• _Exercise prompt_: Copy each line where the word "this" occurs.

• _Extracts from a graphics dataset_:
------------------------------------------------------------------------
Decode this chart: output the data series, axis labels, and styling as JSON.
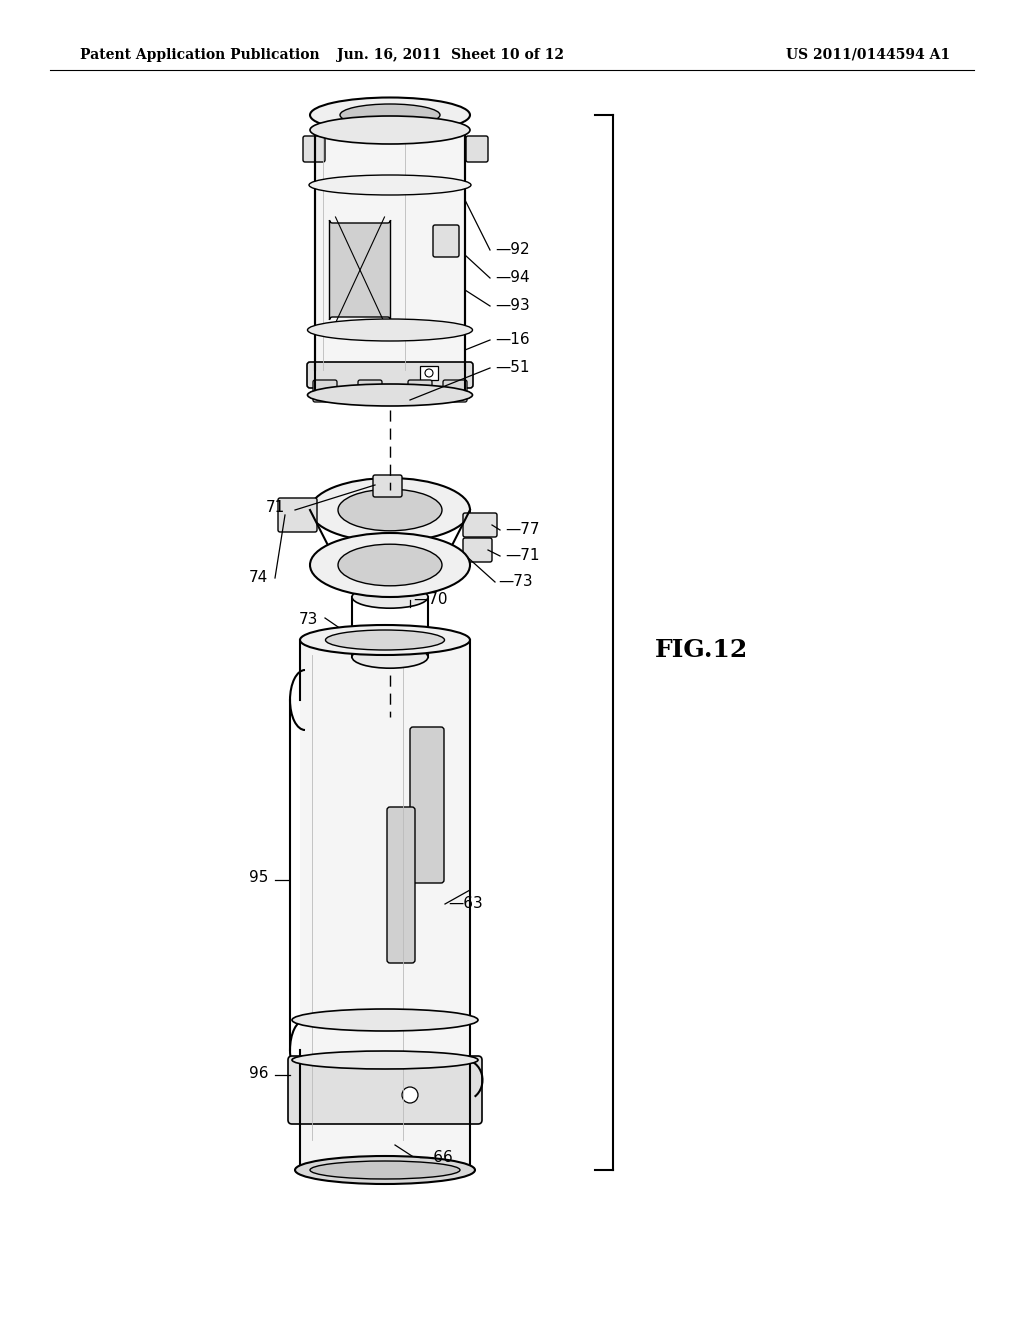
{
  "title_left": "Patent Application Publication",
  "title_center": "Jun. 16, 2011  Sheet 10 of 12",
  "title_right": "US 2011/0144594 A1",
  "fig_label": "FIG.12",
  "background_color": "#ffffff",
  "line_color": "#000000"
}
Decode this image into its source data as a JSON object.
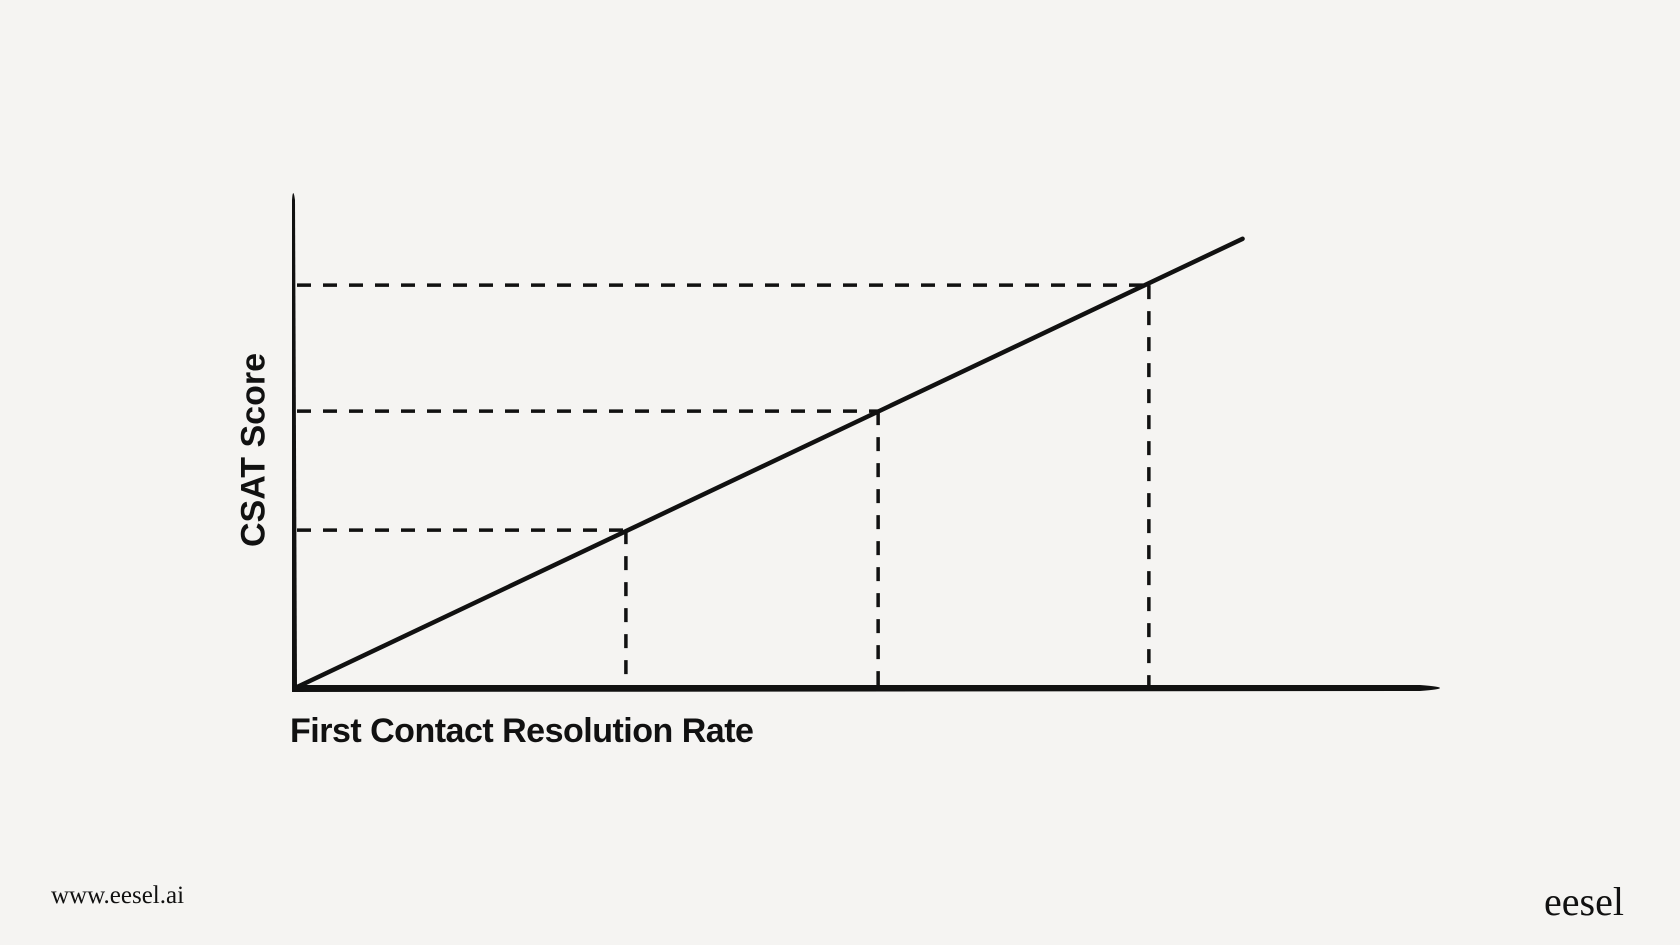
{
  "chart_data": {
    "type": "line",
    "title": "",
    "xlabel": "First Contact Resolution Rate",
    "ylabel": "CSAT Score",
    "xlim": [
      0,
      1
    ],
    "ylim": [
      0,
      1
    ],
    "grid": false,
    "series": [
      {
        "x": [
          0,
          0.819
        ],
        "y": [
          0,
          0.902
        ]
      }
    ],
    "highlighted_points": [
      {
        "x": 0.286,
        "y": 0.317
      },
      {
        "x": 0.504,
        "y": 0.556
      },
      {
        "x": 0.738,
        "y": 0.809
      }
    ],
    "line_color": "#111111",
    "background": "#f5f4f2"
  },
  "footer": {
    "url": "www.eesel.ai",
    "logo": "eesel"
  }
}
------------------------------------------------------------------------
• _Output of the task_:
Decode this chart: output the data series, axis labels, and styling as JSON.
Decode this image into its source data as a JSON object.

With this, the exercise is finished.